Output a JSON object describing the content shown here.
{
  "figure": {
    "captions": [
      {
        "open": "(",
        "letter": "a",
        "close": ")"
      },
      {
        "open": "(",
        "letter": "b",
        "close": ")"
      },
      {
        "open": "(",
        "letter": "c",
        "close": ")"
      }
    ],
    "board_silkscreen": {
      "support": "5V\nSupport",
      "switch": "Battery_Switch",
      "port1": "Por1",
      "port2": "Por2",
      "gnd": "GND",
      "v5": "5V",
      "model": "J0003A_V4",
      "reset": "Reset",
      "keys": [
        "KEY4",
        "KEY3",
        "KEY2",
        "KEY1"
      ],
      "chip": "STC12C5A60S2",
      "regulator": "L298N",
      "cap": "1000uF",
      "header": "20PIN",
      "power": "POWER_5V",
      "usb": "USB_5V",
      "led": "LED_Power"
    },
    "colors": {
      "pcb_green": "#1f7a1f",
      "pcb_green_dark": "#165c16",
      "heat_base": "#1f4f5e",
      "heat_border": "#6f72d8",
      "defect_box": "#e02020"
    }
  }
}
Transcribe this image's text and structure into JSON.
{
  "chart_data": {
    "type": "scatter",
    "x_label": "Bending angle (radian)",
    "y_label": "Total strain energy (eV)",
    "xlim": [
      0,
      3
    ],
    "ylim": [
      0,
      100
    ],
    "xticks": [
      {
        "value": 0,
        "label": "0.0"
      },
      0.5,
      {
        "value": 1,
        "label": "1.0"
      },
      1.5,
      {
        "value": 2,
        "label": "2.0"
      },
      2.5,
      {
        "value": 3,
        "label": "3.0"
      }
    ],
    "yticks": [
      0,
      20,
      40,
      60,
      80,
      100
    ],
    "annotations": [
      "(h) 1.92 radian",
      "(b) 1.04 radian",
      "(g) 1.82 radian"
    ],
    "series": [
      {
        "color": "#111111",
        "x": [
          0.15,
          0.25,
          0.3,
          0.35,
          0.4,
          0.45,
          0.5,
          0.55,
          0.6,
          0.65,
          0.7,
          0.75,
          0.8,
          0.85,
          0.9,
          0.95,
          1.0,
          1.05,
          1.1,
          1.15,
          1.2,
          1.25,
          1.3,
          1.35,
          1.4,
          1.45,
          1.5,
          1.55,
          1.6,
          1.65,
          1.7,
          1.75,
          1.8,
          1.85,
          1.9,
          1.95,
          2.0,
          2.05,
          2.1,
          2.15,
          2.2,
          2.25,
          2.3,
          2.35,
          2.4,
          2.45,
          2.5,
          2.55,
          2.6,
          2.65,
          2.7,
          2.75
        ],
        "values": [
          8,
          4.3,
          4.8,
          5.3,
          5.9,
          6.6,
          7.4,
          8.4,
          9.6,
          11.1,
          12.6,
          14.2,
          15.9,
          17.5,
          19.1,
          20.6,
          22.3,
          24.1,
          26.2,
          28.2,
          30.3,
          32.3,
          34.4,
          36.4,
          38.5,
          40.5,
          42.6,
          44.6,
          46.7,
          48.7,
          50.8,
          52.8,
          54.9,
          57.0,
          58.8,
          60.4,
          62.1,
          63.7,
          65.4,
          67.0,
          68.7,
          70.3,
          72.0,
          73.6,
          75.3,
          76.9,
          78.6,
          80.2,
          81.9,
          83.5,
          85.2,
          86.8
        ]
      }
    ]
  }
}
• • • • • • •
**TASK BRIEF**:
Using the listing, collect all lines in which the string "JSON" is found.

**COMPLETE OUTPUT**:
Output a JSON object describing the content shown here.
Transcribe this image's text and structure into JSON.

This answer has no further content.